◆ WHAT YOU SHOULD DO
Rewrite these items with "schedule-item" swapped for "timeline-item" everywhere it occurs and everything else kept the same. Omit the pictures.

[DATASET EXTRACT start]

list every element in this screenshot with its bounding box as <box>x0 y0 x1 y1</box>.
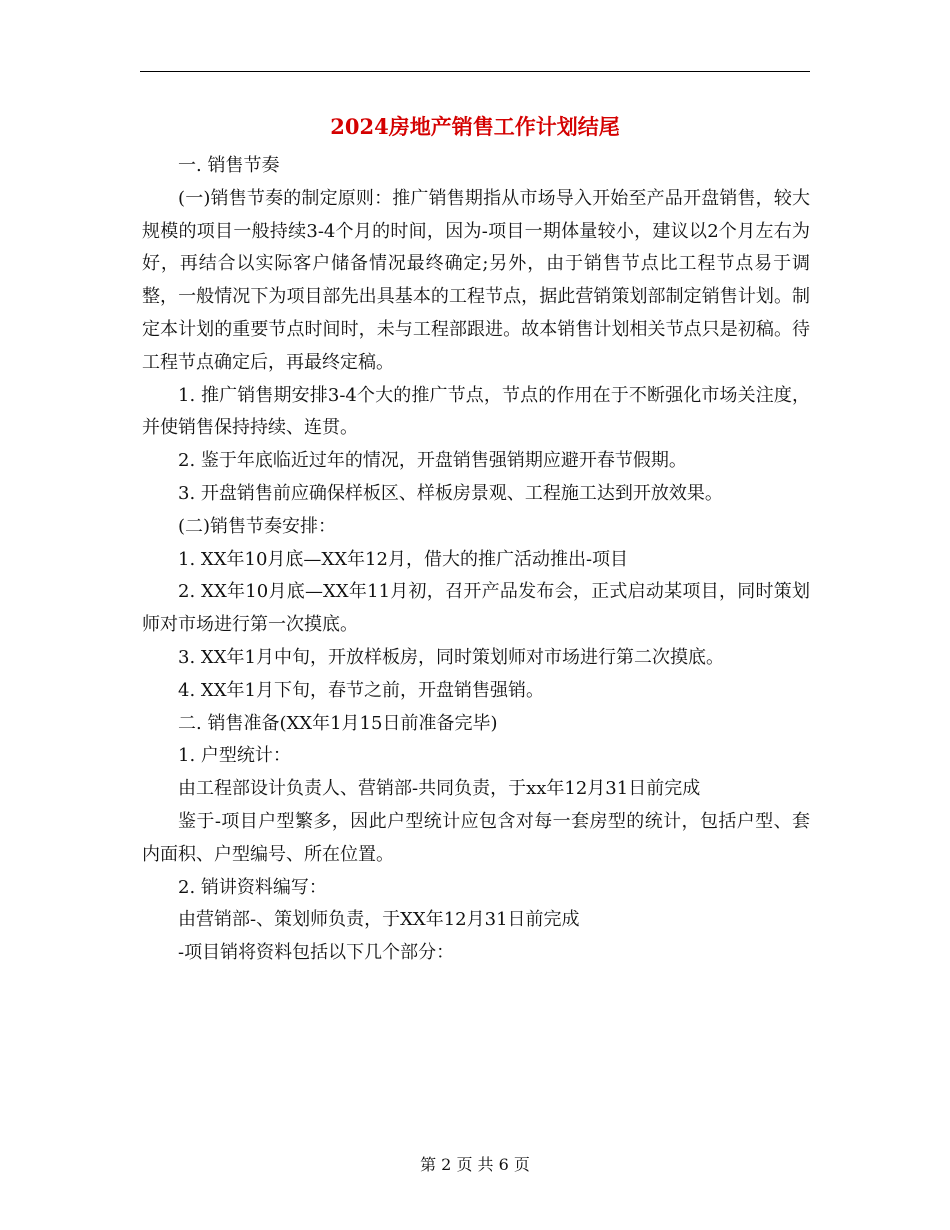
schedule-item-3: 3. XX年1月中旬，开放样板房，同时策划师对市场进行第二次摸底。 <box>178 646 724 668</box>
paragraph-unit-statistics-owner: 由工程部设计负责人、营销部-共同负责，于xx年12月31日前完成 <box>178 778 701 800</box>
schedule-item-2: 2. XX年10月底—XX年11月初，召开产品发布会，正式启动某项目，同时策划师对市场进行第一次摸底。 <box>142 581 810 636</box>
page-number: 第 2 页 共 6 页 <box>420 1155 530 1174</box>
subheading-rhythm-arrangement: (二)销售节奏安排： <box>178 515 337 537</box>
prep-item-unit-statistics: 1. 户型统计： <box>178 745 291 767</box>
paragraph-sales-script-owner: 由营销部-、策划师负责，于XX年12月31日前完成 <box>178 909 580 931</box>
schedule-item-4: 4. XX年1月下旬，春节之前，开盘销售强销。 <box>178 679 544 701</box>
prep-item-sales-script: 2. 销讲资料编写： <box>178 876 327 898</box>
paragraph-sales-script-contents: -项目销将资料包括以下几个部分： <box>178 942 455 964</box>
list-item-1: 1. 推广销售期安排3-4个大的推广节点，节点的作用在于不断强化市场关注度，并使销售保持持续、连贯。 <box>142 384 810 439</box>
schedule-item-1: 1. XX年10月底—XX年12月，借大的推广活动推出-项目 <box>178 548 629 570</box>
paragraph-rhythm-principles: (一)销售节奏的制定原则：推广销售期指从市场导入开始至产品开盘销售，较大规模的项目一般持续3-4个月的时间，因为-项目一期体量较小，建议以2个月左右为好，再结合以实际客户储备情况最终确定;另外，由于销售节点比工程节点易于调整，一般情况下为项目部先出具基本的工程节点，据此营销策划部制定销售计划。制定本计划的重要节点时间时，未与工程部跟进。故本销售计划相关节点只是初稿。待工程节点确定后，再最终定稿。 <box>142 187 810 373</box>
document-body <box>142 150 810 970</box>
section-heading-sales-preparation: 二. 销售准备(XX年1月15日前准备完毕) <box>178 712 498 734</box>
list-item-2: 2. 鉴于年底临近过年的情况，开盘销售强销期应避开春节假期。 <box>178 450 687 472</box>
document-title: 2024房地产销售工作计划结尾 <box>330 114 620 139</box>
paragraph-unit-statistics-detail: 鉴于-项目户型繁多，因此户型统计应包含对每一套房型的统计，包括户型、套内面积、户型编号、所在位置。 <box>142 810 810 865</box>
header-rule <box>140 71 810 72</box>
list-item-3: 3. 开盘销售前应确保样板区、样板房景观、工程施工达到开放效果。 <box>178 482 723 504</box>
section-heading-sales-rhythm: 一. 销售节奏 <box>178 155 280 176</box>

[DATASET EXTRACT end]

◆ REPLY
list every element in this screenshot with its bounding box as <box>x0 y0 x1 y1</box>.
timeline-item-3: 3. XX年1月中旬，开放样板房，同时策划师对市场进行第二次摸底。 <box>178 646 724 668</box>
paragraph-unit-statistics-owner: 由工程部设计负责人、营销部-共同负责，于xx年12月31日前完成 <box>178 778 701 800</box>
timeline-item-2: 2. XX年10月底—XX年11月初，召开产品发布会，正式启动某项目，同时策划师对市场进行第一次摸底。 <box>142 581 810 636</box>
page-number: 第 2 页 共 6 页 <box>420 1155 530 1174</box>
subheading-rhythm-arrangement: (二)销售节奏安排： <box>178 515 337 537</box>
prep-item-unit-statistics: 1. 户型统计： <box>178 745 291 767</box>
paragraph-sales-script-owner: 由营销部-、策划师负责，于XX年12月31日前完成 <box>178 909 580 931</box>
timeline-item-4: 4. XX年1月下旬，春节之前，开盘销售强销。 <box>178 679 544 701</box>
prep-item-sales-script: 2. 销讲资料编写： <box>178 876 327 898</box>
paragraph-sales-script-contents: -项目销将资料包括以下几个部分： <box>178 942 455 964</box>
list-item-1: 1. 推广销售期安排3-4个大的推广节点，节点的作用在于不断强化市场关注度，并使销售保持持续、连贯。 <box>142 384 810 439</box>
timeline-item-1: 1. XX年10月底—XX年12月，借大的推广活动推出-项目 <box>178 548 629 570</box>
paragraph-rhythm-principles: (一)销售节奏的制定原则：推广销售期指从市场导入开始至产品开盘销售，较大规模的项目一般持续3-4个月的时间，因为-项目一期体量较小，建议以2个月左右为好，再结合以实际客户储备情况最终确定;另外，由于销售节点比工程节点易于调整，一般情况下为项目部先出具基本的工程节点，据此营销策划部制定销售计划。制定本计划的重要节点时间时，未与工程部跟进。故本销售计划相关节点只是初稿。待工程节点确定后，再最终定稿。 <box>142 187 810 373</box>
document-body <box>142 150 810 970</box>
section-heading-sales-preparation: 二. 销售准备(XX年1月15日前准备完毕) <box>178 712 498 734</box>
list-item-2: 2. 鉴于年底临近过年的情况，开盘销售强销期应避开春节假期。 <box>178 450 687 472</box>
document-title: 2024房地产销售工作计划结尾 <box>330 114 620 139</box>
paragraph-unit-statistics-detail: 鉴于-项目户型繁多，因此户型统计应包含对每一套房型的统计，包括户型、套内面积、户型编号、所在位置。 <box>142 810 810 865</box>
header-rule <box>140 71 810 72</box>
list-item-3: 3. 开盘销售前应确保样板区、样板房景观、工程施工达到开放效果。 <box>178 482 723 504</box>
section-heading-sales-rhythm: 一. 销售节奏 <box>178 155 280 176</box>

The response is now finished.